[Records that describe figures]
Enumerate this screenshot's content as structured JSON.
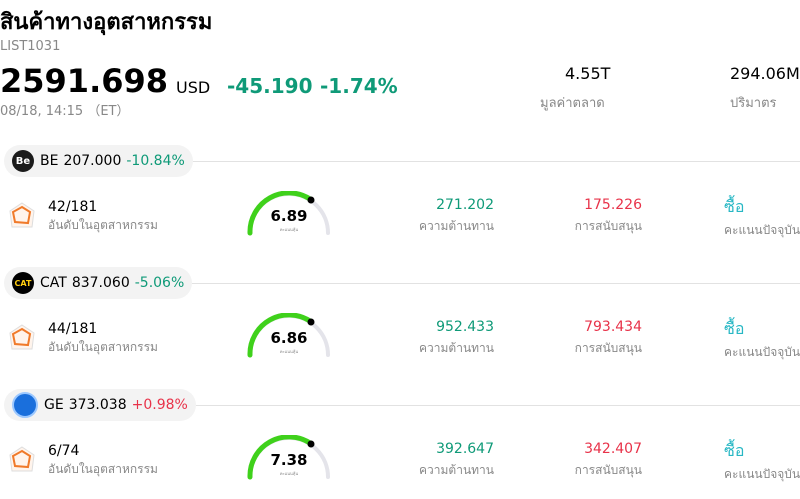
{
  "header": {
    "title": "สินค้าทางอุตสาหกรรม",
    "code": "LIST1031",
    "price": "2591.698",
    "currency": "USD",
    "change": "-45.190",
    "change_pct": "-1.74%",
    "datetime": "08/18, 14:15 （ET）",
    "market_cap": "4.55T",
    "market_cap_label": "มูลค่าตลาด",
    "volume": "294.06M",
    "volume_label": "ปริมาตร"
  },
  "stocks": [
    {
      "ticker": "BE",
      "logo_text": "Be",
      "price": "207.000",
      "change_pct": "-10.84%",
      "rank": "42/181",
      "rank_label": "อันดับในอุตสาหกรรม",
      "score": "6.89",
      "score_label": "คะแนนหุ้น",
      "resistance": "271.202",
      "resistance_label": "ความต้านทาน",
      "support": "175.226",
      "support_label": "การสนับสนุน",
      "rating": "ซื้อ",
      "rating_label": "คะแนนปัจจุบัน"
    },
    {
      "ticker": "CAT",
      "logo_text": "CAT",
      "price": "837.060",
      "change_pct": "-5.06%",
      "rank": "44/181",
      "rank_label": "อันดับในอุตสาหกรรม",
      "score": "6.86",
      "score_label": "คะแนนหุ้น",
      "resistance": "952.433",
      "resistance_label": "ความต้านทาน",
      "support": "793.434",
      "support_label": "การสนับสนุน",
      "rating": "ซื้อ",
      "rating_label": "คะแนนปัจจุบัน"
    },
    {
      "ticker": "GE",
      "price": "373.038",
      "change_pct": "+0.98%",
      "rank": "6/74",
      "rank_label": "อันดับในอุตสาหกรรม",
      "score": "7.38",
      "score_label": "คะแนนหุ้น",
      "resistance": "392.647",
      "resistance_label": "ความต้านทาน",
      "support": "342.407",
      "support_label": "การสนับสนุน",
      "rating": "ซื้อ",
      "rating_label": "คะแนนปัจจุบัน"
    }
  ]
}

What the exercise asks:
Drop the images and repeat the data exactly.

Answer to the exercise:
Enumerate this screenshot's content as structured JSON.
{
  "header": {
    "title": "สินค้าทางอุตสาหกรรม",
    "code": "LIST1031",
    "price": "2591.698",
    "currency": "USD",
    "change": "-45.190",
    "change_pct": "-1.74%",
    "datetime": "08/18, 14:15 （ET）",
    "market_cap": "4.55T",
    "market_cap_label": "มูลค่าตลาด",
    "volume": "294.06M",
    "volume_label": "ปริมาตร"
  },
  "stocks": [
    {
      "ticker": "BE",
      "logo_text": "Be",
      "price": "207.000",
      "change_pct": "-10.84%",
      "rank": "42/181",
      "rank_label": "อันดับในอุตสาหกรรม",
      "score": "6.89",
      "score_label": "คะแนนหุ้น",
      "resistance": "271.202",
      "resistance_label": "ความต้านทาน",
      "support": "175.226",
      "support_label": "การสนับสนุน",
      "rating": "ซื้อ",
      "rating_label": "คะแนนปัจจุบัน"
    },
    {
      "ticker": "CAT",
      "logo_text": "CAT",
      "price": "837.060",
      "change_pct": "-5.06%",
      "rank": "44/181",
      "rank_label": "อันดับในอุตสาหกรรม",
      "score": "6.86",
      "score_label": "คะแนนหุ้น",
      "resistance": "952.433",
      "resistance_label": "ความต้านทาน",
      "support": "793.434",
      "support_label": "การสนับสนุน",
      "rating": "ซื้อ",
      "rating_label": "คะแนนปัจจุบัน"
    },
    {
      "ticker": "GE",
      "price": "373.038",
      "change_pct": "+0.98%",
      "rank": "6/74",
      "rank_label": "อันดับในอุตสาหกรรม",
      "score": "7.38",
      "score_label": "คะแนนหุ้น",
      "resistance": "392.647",
      "resistance_label": "ความต้านทาน",
      "support": "342.407",
      "support_label": "การสนับสนุน",
      "rating": "ซื้อ",
      "rating_label": "คะแนนปัจจุบัน"
    }
  ]
}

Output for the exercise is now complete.